Given problem => Go through the data below and gather each line containing "zwei".

Material =>
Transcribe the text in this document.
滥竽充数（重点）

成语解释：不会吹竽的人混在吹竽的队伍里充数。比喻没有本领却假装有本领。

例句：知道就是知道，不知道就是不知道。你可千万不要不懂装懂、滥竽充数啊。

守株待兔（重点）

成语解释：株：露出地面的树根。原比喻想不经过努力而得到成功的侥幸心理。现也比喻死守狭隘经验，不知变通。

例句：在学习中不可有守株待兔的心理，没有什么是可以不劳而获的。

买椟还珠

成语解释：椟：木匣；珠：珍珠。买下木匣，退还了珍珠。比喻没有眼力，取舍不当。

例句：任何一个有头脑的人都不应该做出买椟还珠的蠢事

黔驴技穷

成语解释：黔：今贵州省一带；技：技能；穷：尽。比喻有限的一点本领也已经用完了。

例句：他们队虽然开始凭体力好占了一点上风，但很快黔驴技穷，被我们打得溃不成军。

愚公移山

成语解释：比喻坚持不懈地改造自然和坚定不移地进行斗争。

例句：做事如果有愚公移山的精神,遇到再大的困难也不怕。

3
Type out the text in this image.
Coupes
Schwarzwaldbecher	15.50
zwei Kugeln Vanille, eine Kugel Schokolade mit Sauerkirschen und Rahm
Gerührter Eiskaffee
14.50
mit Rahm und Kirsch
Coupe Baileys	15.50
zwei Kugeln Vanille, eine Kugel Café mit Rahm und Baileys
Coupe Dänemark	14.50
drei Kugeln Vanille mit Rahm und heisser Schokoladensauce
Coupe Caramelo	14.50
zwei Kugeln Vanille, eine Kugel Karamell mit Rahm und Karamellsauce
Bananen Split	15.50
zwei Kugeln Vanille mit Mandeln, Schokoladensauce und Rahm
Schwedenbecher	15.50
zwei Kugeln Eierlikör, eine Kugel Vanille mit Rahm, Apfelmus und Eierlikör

Task response =>
zwei Kugeln Vanille, eine Kugel Schokolade mit Sauerkirschen und Rahm
zwei Kugeln Vanille, eine Kugel Café mit Rahm und Baileys
zwei Kugeln Vanille, eine Kugel Karamell mit Rahm und Karamellsauce
zwei Kugeln Vanille mit Mandeln, Schokoladensauce und Rahm
zwei Kugeln Eierlikör, eine Kugel Vanille mit Rahm, Apfelmus und Eierlikör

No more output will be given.